• Records to use:
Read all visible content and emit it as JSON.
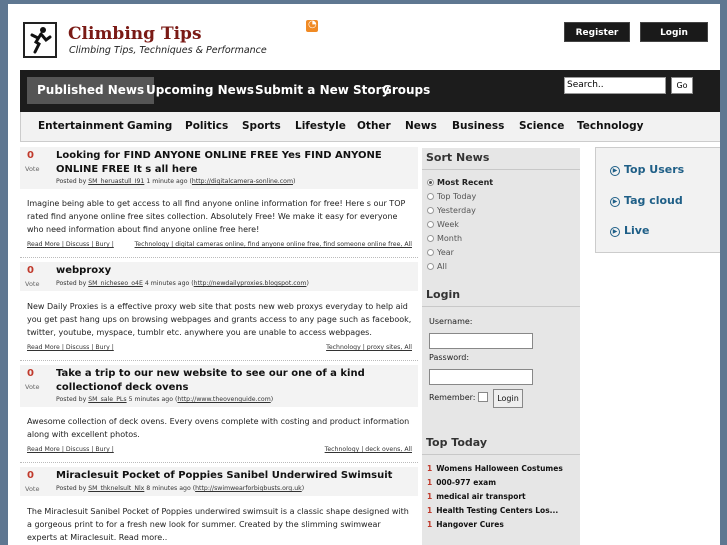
{
  "header": {
    "site_title": "Climbing Tips",
    "tagline": "Climbing Tips, Techniques & Performance",
    "register_label": "Register",
    "login_label": "Login"
  },
  "nav": {
    "items": [
      "Published News",
      "Upcoming News",
      "Submit a New Story",
      "Groups"
    ],
    "search_value": "Search..",
    "go_label": "Go"
  },
  "categories": [
    "Entertainment",
    "Gaming",
    "Politics",
    "Sports",
    "Lifestyle",
    "Other",
    "News",
    "Business",
    "Science",
    "Technology"
  ],
  "stories": [
    {
      "votes": "0",
      "vote_label": "Vote",
      "title": "Looking for FIND ANYONE ONLINE FREE Yes FIND ANYONE ONLINE FREE It s all here",
      "meta_prefix": "Posted by ",
      "author": "SM_heruastull_I91",
      "time": " 1 minute ago (",
      "url": "http://digitalcamera-sonline.com",
      "meta_suffix": ")",
      "body": "Imagine being able to get access to all find anyone online information for free! Here s our TOP rated find anyone online free sites collection. Absolutely Free! We make it easy for everyone who need information about find anyone online free here!",
      "links": "Read More | Discuss | Bury |",
      "tags": "Technology | digital cameras online, find anyone online free, find someone online free, All"
    },
    {
      "votes": "0",
      "vote_label": "Vote",
      "title": "webproxy",
      "meta_prefix": "Posted by ",
      "author": "SM_nicheseo_o4E",
      "time": " 4 minutes ago (",
      "url": "http://newdailyproxies.blogspot.com",
      "meta_suffix": ")",
      "body": "New Daily Proxies is a effective proxy web site that posts new web proxys everyday to help aid you get past hang ups on browsing webpages and grants access to any page such as facebook, twitter, youtube, myspace, tumblr etc. anywhere you are unable to access webpages.",
      "links": "Read More | Discuss | Bury |",
      "tags": "Technology | proxy sites, All"
    },
    {
      "votes": "0",
      "vote_label": "Vote",
      "title": "Take a trip to our new website to see our one of a kind collectionof deck ovens",
      "meta_prefix": "Posted by ",
      "author": "SM_sale_PLs",
      "time": " 5 minutes ago (",
      "url": "http://www.theovenguide.com",
      "meta_suffix": ")",
      "body": "Awesome collection of deck ovens. Every ovens complete with costing and product information along with excellent photos.",
      "links": "Read More | Discuss | Bury |",
      "tags": "Technology | deck ovens, All"
    },
    {
      "votes": "0",
      "vote_label": "Vote",
      "title": "Miraclesuit Pocket of Poppies Sanibel Underwired Swimsuit",
      "meta_prefix": "Posted by ",
      "author": "SM_thknelsult_Nlx",
      "time": " 8 minutes ago (",
      "url": "http://swimwearforbigbusts.org.uk",
      "meta_suffix": ")",
      "body": "The Miraclesuit Sanibel Pocket of Poppies underwired swimsuit is a classic shape designed with a gorgeous print to for a fresh new look for summer. Created by the slimming swimwear experts at Miraclesuit. Read more..",
      "links": "",
      "tags": ""
    }
  ],
  "sort_news": {
    "heading": "Sort News",
    "options": [
      "Most Recent",
      "Top Today",
      "Yesterday",
      "Week",
      "Month",
      "Year",
      "All"
    ],
    "selected": "Most Recent"
  },
  "login_box": {
    "heading": "Login",
    "username_label": "Username:",
    "password_label": "Password:",
    "remember_label": "Remember:",
    "button_label": "Login"
  },
  "top_today": {
    "heading": "Top Today",
    "items": [
      {
        "n": "1",
        "label": "Womens Halloween Costumes"
      },
      {
        "n": "1",
        "label": "000-977 exam"
      },
      {
        "n": "1",
        "label": "medical air transport"
      },
      {
        "n": "1",
        "label": "Health Testing Centers Los..."
      },
      {
        "n": "1",
        "label": "Hangover Cures"
      }
    ]
  },
  "right_links": [
    "Top Users",
    "Tag cloud",
    "Live"
  ]
}
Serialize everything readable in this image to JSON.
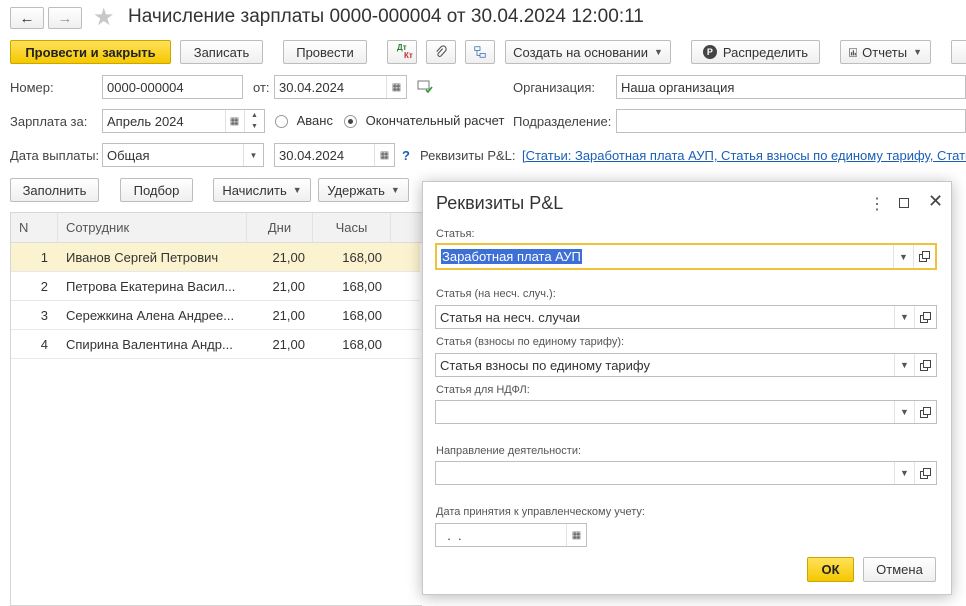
{
  "window": {
    "title": "Начисление зарплаты 0000-000004 от 30.04.2024 12:00:11"
  },
  "toolbar": {
    "post_close": "Провести и закрыть",
    "save": "Записать",
    "post": "Провести",
    "create_based": "Создать на основании",
    "distribute": "Распределить",
    "reports": "Отчеты",
    "dtkt_top": "Дт",
    "dtkt_bottom": "Кт"
  },
  "form": {
    "number_label": "Номер:",
    "number_value": "0000-000004",
    "date_label": "от:",
    "date_value": "30.04.2024",
    "org_label": "Организация:",
    "org_value": "Наша организация",
    "salary_for_label": "Зарплата за:",
    "salary_for_value": "Апрель 2024",
    "advance_label": "Аванс",
    "final_label": "Окончательный расчет",
    "division_label": "Подразделение:",
    "division_value": "",
    "pay_date_label": "Дата выплаты:",
    "pay_type_value": "Общая",
    "pay_date_value": "30.04.2024",
    "help_mark": "?",
    "pl_label": "Реквизиты P&L:",
    "pl_link": "[Статьи: Заработная плата АУП, Статья взносы по единому тарифу, Статья"
  },
  "table_toolbar": {
    "fill": "Заполнить",
    "select": "Подбор",
    "accrue": "Начислить",
    "withhold": "Удержать"
  },
  "table": {
    "headers": [
      "N",
      "Сотрудник",
      "Дни",
      "Часы"
    ],
    "rows": [
      {
        "n": "1",
        "employee": "Иванов Сергей Петрович",
        "days": "21,00",
        "hours": "168,00"
      },
      {
        "n": "2",
        "employee": "Петрова Екатерина Васил...",
        "days": "21,00",
        "hours": "168,00"
      },
      {
        "n": "3",
        "employee": "Сережкина Алена Андрее...",
        "days": "21,00",
        "hours": "168,00"
      },
      {
        "n": "4",
        "employee": "Спирина Валентина Андр...",
        "days": "21,00",
        "hours": "168,00"
      }
    ]
  },
  "dialog": {
    "title": "Реквизиты P&L",
    "article_label": "Статья:",
    "article_value": "Заработная плата АУП",
    "accident_label": "Статья (на несч. случ.):",
    "accident_value": "Статья на несч. случаи",
    "contrib_label": "Статья (взносы по единому тарифу):",
    "contrib_value": "Статья взносы по единому тарифу",
    "ndfl_label": "Статья для НДФЛ:",
    "ndfl_value": "",
    "direction_label": "Направление деятельности:",
    "direction_value": "",
    "date_label": "Дата принятия к управленческому учету:",
    "date_value": "  .  .",
    "ok": "ОК",
    "cancel": "Отмена"
  },
  "colors": {
    "accent_yellow": "#f5c800",
    "selected_row": "#fbf3cf",
    "link_blue": "#1a5fb4",
    "focus_border": "#f0c23a"
  }
}
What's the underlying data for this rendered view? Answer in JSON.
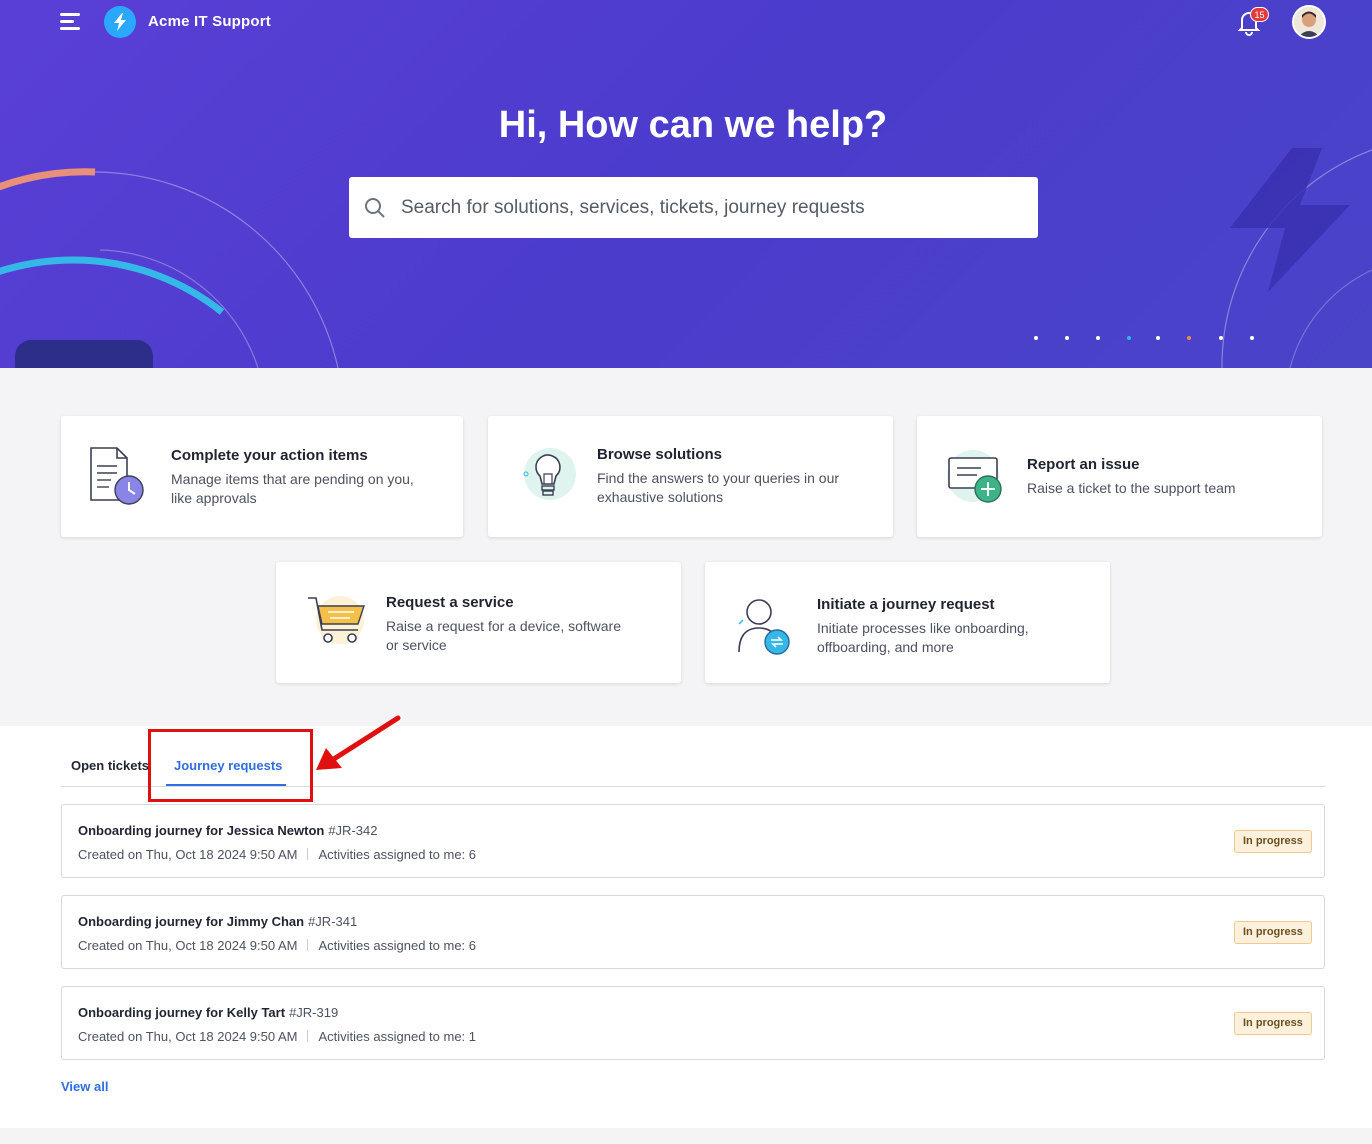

• Written problem: Each line above that includes "Pocket" should be shown.

• Reply:
      "title": "Miraclesuit Pocket of Poppies Sanibel Underwired Swimsuit",
      "body": "The Miraclesuit Sanibel Pocket of Poppies underwired swimsuit is a classic shape designed with a gorgeous print to for a fresh new look for summer. Created by the slimming swimwear experts at Miraclesuit. Read more..",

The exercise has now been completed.